- **Aim**
Print all entries word for word.

-- Provided records start --

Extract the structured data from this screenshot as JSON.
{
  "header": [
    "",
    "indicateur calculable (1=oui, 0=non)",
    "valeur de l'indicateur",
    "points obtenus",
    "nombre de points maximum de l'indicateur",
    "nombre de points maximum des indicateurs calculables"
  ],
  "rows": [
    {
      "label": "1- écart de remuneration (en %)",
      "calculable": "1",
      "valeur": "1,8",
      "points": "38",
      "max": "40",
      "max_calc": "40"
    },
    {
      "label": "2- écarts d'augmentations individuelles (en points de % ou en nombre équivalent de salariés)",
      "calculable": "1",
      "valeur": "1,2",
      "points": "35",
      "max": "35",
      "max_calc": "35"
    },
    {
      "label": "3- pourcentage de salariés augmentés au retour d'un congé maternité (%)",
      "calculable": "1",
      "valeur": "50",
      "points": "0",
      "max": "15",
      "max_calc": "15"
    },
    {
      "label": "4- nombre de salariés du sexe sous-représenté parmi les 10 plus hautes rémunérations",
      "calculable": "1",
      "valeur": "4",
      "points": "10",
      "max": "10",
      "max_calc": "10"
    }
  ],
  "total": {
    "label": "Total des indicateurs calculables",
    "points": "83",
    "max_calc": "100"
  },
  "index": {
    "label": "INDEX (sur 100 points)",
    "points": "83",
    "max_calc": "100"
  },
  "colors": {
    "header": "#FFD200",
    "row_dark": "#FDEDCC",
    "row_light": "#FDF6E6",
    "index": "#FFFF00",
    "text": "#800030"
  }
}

-- Provided records end --

- **Result for this exercise**
Extract the structured data from this screenshot as JSON.
{
  "header": [
    "",
    "indicateur calculable (1=oui, 0=non)",
    "valeur de l'indicateur",
    "points obtenus",
    "nombre de points maximum de l'indicateur",
    "nombre de points maximum des indicateurs calculables"
  ],
  "rows": [
    {
      "label": "1- écart de remuneration (en %)",
      "calculable": "1",
      "valeur": "1,8",
      "points": "38",
      "max": "40",
      "max_calc": "40"
    },
    {
      "label": "2- écarts d'augmentations individuelles (en points de % ou en nombre équivalent de salariés)",
      "calculable": "1",
      "valeur": "1,2",
      "points": "35",
      "max": "35",
      "max_calc": "35"
    },
    {
      "label": "3- pourcentage de salariés augmentés au retour d'un congé maternité (%)",
      "calculable": "1",
      "valeur": "50",
      "points": "0",
      "max": "15",
      "max_calc": "15"
    },
    {
      "label": "4- nombre de salariés du sexe sous-représenté parmi les 10 plus hautes rémunérations",
      "calculable": "1",
      "valeur": "4",
      "points": "10",
      "max": "10",
      "max_calc": "10"
    }
  ],
  "total": {
    "label": "Total des indicateurs calculables",
    "points": "83",
    "max_calc": "100"
  },
  "index": {
    "label": "INDEX (sur 100 points)",
    "points": "83",
    "max_calc": "100"
  },
  "colors": {
    "header": "#FFD200",
    "row_dark": "#FDEDCC",
    "row_light": "#FDF6E6",
    "index": "#FFFF00",
    "text": "#800030"
  }
}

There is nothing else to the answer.